Supplied records:
— START —
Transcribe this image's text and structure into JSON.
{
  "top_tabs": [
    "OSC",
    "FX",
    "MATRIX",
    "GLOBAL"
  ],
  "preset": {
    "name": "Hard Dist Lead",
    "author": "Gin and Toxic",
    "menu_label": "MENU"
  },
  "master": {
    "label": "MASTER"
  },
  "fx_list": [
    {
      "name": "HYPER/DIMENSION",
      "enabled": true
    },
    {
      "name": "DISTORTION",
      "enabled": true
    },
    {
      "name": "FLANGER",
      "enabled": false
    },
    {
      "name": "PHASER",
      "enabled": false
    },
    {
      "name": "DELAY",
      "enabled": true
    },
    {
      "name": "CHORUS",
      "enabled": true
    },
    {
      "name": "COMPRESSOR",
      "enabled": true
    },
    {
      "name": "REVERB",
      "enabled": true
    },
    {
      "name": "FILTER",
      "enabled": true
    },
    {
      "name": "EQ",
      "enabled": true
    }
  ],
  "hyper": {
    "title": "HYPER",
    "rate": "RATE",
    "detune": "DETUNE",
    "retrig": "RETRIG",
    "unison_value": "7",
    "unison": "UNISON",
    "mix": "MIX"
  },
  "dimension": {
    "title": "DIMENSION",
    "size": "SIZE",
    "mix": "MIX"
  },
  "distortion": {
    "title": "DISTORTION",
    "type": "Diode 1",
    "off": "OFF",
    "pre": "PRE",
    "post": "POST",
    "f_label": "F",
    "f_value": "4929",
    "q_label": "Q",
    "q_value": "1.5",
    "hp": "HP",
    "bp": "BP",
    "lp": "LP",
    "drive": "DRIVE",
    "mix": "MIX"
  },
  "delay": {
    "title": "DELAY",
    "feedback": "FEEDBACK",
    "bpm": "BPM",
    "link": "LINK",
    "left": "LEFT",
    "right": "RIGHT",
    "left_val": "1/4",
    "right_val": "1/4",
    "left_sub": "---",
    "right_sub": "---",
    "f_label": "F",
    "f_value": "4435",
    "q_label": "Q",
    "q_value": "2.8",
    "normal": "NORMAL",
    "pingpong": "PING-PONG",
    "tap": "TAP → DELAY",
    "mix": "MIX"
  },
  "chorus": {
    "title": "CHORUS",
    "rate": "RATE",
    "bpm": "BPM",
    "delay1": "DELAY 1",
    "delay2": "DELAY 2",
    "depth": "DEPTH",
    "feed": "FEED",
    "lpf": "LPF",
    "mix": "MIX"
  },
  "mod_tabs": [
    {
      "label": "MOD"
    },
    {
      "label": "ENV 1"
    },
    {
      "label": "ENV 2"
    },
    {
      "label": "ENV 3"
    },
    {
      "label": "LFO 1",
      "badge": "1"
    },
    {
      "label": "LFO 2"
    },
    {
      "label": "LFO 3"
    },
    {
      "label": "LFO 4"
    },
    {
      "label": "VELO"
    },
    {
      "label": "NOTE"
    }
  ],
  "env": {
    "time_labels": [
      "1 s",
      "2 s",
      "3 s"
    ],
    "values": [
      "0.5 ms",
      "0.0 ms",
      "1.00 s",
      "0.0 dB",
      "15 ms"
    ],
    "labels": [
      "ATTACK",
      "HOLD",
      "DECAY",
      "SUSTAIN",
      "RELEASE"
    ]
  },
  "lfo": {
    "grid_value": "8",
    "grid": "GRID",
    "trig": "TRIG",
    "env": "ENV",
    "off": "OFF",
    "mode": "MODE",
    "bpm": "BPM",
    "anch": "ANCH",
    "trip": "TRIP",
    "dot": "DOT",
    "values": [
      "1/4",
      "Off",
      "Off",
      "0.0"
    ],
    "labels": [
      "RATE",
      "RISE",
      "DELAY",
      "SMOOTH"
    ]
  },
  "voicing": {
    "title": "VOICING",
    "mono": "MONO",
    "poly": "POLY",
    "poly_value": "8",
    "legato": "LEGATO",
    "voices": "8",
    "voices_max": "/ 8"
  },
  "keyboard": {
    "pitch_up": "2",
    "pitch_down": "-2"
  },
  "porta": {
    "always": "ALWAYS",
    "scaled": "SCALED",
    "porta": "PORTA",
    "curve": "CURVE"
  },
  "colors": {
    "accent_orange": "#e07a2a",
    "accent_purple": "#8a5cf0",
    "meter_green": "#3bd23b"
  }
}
— END —
Written problem: Please quote every record above exactly as it appears.

Full output:
Transcribe this image's text and structure into JSON.
{
  "top_tabs": [
    "OSC",
    "FX",
    "MATRIX",
    "GLOBAL"
  ],
  "preset": {
    "name": "Hard Dist Lead",
    "author": "Gin and Toxic",
    "menu_label": "MENU"
  },
  "master": {
    "label": "MASTER"
  },
  "fx_list": [
    {
      "name": "HYPER/DIMENSION",
      "enabled": true
    },
    {
      "name": "DISTORTION",
      "enabled": true
    },
    {
      "name": "FLANGER",
      "enabled": false
    },
    {
      "name": "PHASER",
      "enabled": false
    },
    {
      "name": "DELAY",
      "enabled": true
    },
    {
      "name": "CHORUS",
      "enabled": true
    },
    {
      "name": "COMPRESSOR",
      "enabled": true
    },
    {
      "name": "REVERB",
      "enabled": true
    },
    {
      "name": "FILTER",
      "enabled": true
    },
    {
      "name": "EQ",
      "enabled": true
    }
  ],
  "hyper": {
    "title": "HYPER",
    "rate": "RATE",
    "detune": "DETUNE",
    "retrig": "RETRIG",
    "unison_value": "7",
    "unison": "UNISON",
    "mix": "MIX"
  },
  "dimension": {
    "title": "DIMENSION",
    "size": "SIZE",
    "mix": "MIX"
  },
  "distortion": {
    "title": "DISTORTION",
    "type": "Diode 1",
    "off": "OFF",
    "pre": "PRE",
    "post": "POST",
    "f_label": "F",
    "f_value": "4929",
    "q_label": "Q",
    "q_value": "1.5",
    "hp": "HP",
    "bp": "BP",
    "lp": "LP",
    "drive": "DRIVE",
    "mix": "MIX"
  },
  "delay": {
    "title": "DELAY",
    "feedback": "FEEDBACK",
    "bpm": "BPM",
    "link": "LINK",
    "left": "LEFT",
    "right": "RIGHT",
    "left_val": "1/4",
    "right_val": "1/4",
    "left_sub": "---",
    "right_sub": "---",
    "f_label": "F",
    "f_value": "4435",
    "q_label": "Q",
    "q_value": "2.8",
    "normal": "NORMAL",
    "pingpong": "PING-PONG",
    "tap": "TAP → DELAY",
    "mix": "MIX"
  },
  "chorus": {
    "title": "CHORUS",
    "rate": "RATE",
    "bpm": "BPM",
    "delay1": "DELAY 1",
    "delay2": "DELAY 2",
    "depth": "DEPTH",
    "feed": "FEED",
    "lpf": "LPF",
    "mix": "MIX"
  },
  "mod_tabs": [
    {
      "label": "MOD"
    },
    {
      "label": "ENV 1"
    },
    {
      "label": "ENV 2"
    },
    {
      "label": "ENV 3"
    },
    {
      "label": "LFO 1",
      "badge": "1"
    },
    {
      "label": "LFO 2"
    },
    {
      "label": "LFO 3"
    },
    {
      "label": "LFO 4"
    },
    {
      "label": "VELO"
    },
    {
      "label": "NOTE"
    }
  ],
  "env": {
    "time_labels": [
      "1 s",
      "2 s",
      "3 s"
    ],
    "values": [
      "0.5 ms",
      "0.0 ms",
      "1.00 s",
      "0.0 dB",
      "15 ms"
    ],
    "labels": [
      "ATTACK",
      "HOLD",
      "DECAY",
      "SUSTAIN",
      "RELEASE"
    ]
  },
  "lfo": {
    "grid_value": "8",
    "grid": "GRID",
    "trig": "TRIG",
    "env": "ENV",
    "off": "OFF",
    "mode": "MODE",
    "bpm": "BPM",
    "anch": "ANCH",
    "trip": "TRIP",
    "dot": "DOT",
    "values": [
      "1/4",
      "Off",
      "Off",
      "0.0"
    ],
    "labels": [
      "RATE",
      "RISE",
      "DELAY",
      "SMOOTH"
    ]
  },
  "voicing": {
    "title": "VOICING",
    "mono": "MONO",
    "poly": "POLY",
    "poly_value": "8",
    "legato": "LEGATO",
    "voices": "8",
    "voices_max": "/ 8"
  },
  "keyboard": {
    "pitch_up": "2",
    "pitch_down": "-2"
  },
  "porta": {
    "always": "ALWAYS",
    "scaled": "SCALED",
    "porta": "PORTA",
    "curve": "CURVE"
  },
  "colors": {
    "accent_orange": "#e07a2a",
    "accent_purple": "#8a5cf0",
    "meter_green": "#3bd23b"
  }
}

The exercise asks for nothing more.